→ Série d'exercices
A. Pouvez-vous recopier le passage du texte sur la méditation qui commence à « MEDITER POUR VIVRE » et se termine à « Coulon nous propose. », en renommant « simplicité » en « sobriété » ?
B. Pouvez-vous poursuivre le texte sur la méditation là où il s'interrompt ?

→ Texte extrait

====

En réflexion...

MEDITER POUR VIVRE HEUREUX

Voici un livre d’une simplicité redoutable. On croit trop souvent que la simplicité va de soi, qu’elle est donnée, qu’on y accède sans effort. Erreur ! Elle est l’aboutissement d’un long chemin, le fruit d’un apprentissage qui demande patience et temps. Pour cette raison essentielle: on ne devient simple que dans la profondeur. Celle de la découverte préalable de soi et des autres. C’est la quête de cette découverte-là que Jacques de Coulon nous propose.

Au seuil du chemin, il y a cette question : à quoi les humains aspirent-ils de tout leur être ? A la recherche du bonheur. Et qu’est-ce qui leur échappe ? Le bonheur jusement. Car nous le cherchons là où il n’est pas, dans la satisfaction immédiate de nos désirs : tout tout de suite et sans effort ! Le problème, selon J. de Coulon, c’est que nous voyons le monde à l’envers. Nous nous hâtons de consommer ce que nous voulons avoir alors qu’il s’agit d’être. Nous omettons de donner toute sa place à l’esprit. Cet esprit qui est par excellence la faculté capable de nous révéler à nous-mêmes. C’est donc  en l’explorant que nous pourrons comprendre qui nous sommes. Et découvrir que nous sommes bien plus que ce que nous croyons être.

Nous sommes là au seuil d’une des questions les plus chère à la philosophie. Mais pas seulement. Car l’approche de l’esprit ne se fait pas à coup de concepts et de formules abstraites. Elle postule une démarche bien particulière. Et c’est là qu’intervient la méditation. Pourquoi la méditation ? Parce qu’il s’agit à la fois de penser une réalité intérieure qui ne se voit pas et de l’expérimenter vraiment au cœur de notre vécu. Méditer, c’est au fond s’arrêter, suspendre le rythme souvent effréné de nos activités et descendre en soi pour explorer le territoire inconnu de notre vie intérieure. C’est se ressourcer en trouvant le centre de gravité caché au fond de soi. Ce centre est bien réel, mais il est invisible. Nous sommes un peu comme la roue. Nous vivons à sa périphérie alors qu’il s’agit d’aller à son centre, le moyeu, c’est-à-dire ce lieu apparemment vide, invisible, dont tout le mouvement circulaire dépend. Nous tournons sans cesse sur la roue de la vie et ce que l’auteur nous propose ici, c’est d’apprendre à descendre au centre bien réel mais invisible de notre être intérieur. Comment conduire cette exploration-là ? Pas de recettes, mais des suggestions d’itinéraires et des exercices pratiques qui facilitent la découverte.

====

→ Matériel présenté
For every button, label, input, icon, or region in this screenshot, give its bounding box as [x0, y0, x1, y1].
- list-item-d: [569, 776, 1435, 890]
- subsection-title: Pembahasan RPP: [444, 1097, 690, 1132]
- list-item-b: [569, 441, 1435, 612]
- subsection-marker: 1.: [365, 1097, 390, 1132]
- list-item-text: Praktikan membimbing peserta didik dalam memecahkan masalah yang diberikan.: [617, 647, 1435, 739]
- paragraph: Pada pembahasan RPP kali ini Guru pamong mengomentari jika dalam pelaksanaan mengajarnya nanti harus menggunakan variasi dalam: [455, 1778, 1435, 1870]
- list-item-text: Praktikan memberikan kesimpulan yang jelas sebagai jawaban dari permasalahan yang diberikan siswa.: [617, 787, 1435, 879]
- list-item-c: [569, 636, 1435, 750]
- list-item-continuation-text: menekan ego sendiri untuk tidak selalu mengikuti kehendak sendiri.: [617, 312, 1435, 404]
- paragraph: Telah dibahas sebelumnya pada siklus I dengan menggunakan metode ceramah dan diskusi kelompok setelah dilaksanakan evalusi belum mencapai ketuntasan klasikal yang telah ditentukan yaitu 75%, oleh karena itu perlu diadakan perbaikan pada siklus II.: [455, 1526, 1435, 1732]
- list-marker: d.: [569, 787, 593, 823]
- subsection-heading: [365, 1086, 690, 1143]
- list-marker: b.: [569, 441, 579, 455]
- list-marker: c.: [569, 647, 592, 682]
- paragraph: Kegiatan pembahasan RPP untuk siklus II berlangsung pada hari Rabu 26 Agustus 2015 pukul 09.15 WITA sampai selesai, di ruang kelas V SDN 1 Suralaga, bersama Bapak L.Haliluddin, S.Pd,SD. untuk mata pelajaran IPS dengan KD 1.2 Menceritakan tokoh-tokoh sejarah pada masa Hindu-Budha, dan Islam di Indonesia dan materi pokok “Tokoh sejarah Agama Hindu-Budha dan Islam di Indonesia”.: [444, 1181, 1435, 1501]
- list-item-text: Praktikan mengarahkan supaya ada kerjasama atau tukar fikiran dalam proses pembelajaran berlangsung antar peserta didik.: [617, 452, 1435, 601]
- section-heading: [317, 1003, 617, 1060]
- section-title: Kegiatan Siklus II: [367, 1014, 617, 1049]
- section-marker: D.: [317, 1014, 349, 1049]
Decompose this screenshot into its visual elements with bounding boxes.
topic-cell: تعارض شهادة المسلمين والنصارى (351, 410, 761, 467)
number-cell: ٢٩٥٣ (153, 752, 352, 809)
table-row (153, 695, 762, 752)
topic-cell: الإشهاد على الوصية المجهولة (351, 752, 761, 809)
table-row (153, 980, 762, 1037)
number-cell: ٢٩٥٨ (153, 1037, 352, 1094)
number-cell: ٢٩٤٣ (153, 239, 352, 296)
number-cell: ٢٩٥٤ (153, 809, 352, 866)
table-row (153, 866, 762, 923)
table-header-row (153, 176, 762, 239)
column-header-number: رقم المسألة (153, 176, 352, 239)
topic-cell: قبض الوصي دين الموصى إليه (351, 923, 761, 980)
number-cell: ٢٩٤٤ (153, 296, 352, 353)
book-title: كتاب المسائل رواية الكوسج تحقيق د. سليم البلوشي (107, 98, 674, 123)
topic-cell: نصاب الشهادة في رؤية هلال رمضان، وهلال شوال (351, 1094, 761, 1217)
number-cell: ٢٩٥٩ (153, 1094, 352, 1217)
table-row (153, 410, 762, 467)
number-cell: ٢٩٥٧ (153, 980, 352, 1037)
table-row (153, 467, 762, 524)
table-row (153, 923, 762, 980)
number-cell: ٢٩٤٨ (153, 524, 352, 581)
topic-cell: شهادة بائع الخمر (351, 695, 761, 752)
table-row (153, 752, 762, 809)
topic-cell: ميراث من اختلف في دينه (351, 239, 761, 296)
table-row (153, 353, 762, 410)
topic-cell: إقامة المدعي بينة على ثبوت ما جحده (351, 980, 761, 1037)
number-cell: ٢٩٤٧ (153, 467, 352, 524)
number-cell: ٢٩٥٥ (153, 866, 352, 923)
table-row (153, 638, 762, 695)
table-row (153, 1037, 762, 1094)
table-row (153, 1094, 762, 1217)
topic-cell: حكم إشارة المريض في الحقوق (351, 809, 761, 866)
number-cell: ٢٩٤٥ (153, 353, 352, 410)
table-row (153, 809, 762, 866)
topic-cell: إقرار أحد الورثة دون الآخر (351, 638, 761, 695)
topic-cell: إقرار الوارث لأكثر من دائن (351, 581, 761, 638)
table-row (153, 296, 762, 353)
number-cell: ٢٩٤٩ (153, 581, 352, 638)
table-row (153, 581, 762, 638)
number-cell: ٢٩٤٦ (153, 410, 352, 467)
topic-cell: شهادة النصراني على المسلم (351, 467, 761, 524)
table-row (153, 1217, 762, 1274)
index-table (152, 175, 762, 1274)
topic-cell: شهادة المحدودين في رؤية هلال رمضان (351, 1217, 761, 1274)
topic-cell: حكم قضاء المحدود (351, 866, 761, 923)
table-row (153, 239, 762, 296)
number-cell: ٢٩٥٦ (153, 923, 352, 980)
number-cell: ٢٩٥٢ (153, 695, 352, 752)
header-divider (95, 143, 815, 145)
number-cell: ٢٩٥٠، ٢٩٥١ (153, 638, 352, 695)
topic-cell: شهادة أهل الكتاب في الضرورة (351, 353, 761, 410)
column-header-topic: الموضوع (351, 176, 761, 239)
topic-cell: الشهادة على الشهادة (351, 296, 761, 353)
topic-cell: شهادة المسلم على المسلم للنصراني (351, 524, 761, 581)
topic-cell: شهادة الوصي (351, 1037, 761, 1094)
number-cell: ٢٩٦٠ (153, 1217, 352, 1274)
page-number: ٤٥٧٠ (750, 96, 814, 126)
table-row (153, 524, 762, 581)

====

→ Liste des réponses
A.
MEDITER POUR VIVRE HEUREUX

Voici un livre d’une sobriété redoutable. On croit trop souvent que la sobriété va de soi, qu’elle est donnée, qu’on y accède sans effort. Erreur ! Elle est l’aboutissement d’un long chemin, le fruit d’un apprentissage qui demande patience et temps. Pour cette raison essentielle: on ne devient simple que dans la profondeur. Celle de la découverte préalable de soi et des autres. C’est la quête de cette découverte-là que Jacques de Coulon nous propose.

B.
Il n’est pas du tout évident de circonscrire ce lieu invisible où réside et agit l’esprit. Car il est vide de formes représentables, sans contours, sans couleurs ni dimensions, il est au-delà des représentations imagées et des concepts abstraits. Il est au fond cette pure présence à soi qui a un pouvoir absolument unique. Lequel ? Celui de tout éclairer de l’intérieur. Et surtout, selon les sages, de faire briller la joie. Nous y voilà : la joie, quand nous l’éprouvons, a, au fond de nous, ce pouvoir de tout irradier et de rendre heureux. Comprenons alors que cette révélation ne va pas sans un travail sur soi. La forme de ce travail, c’est la méditation.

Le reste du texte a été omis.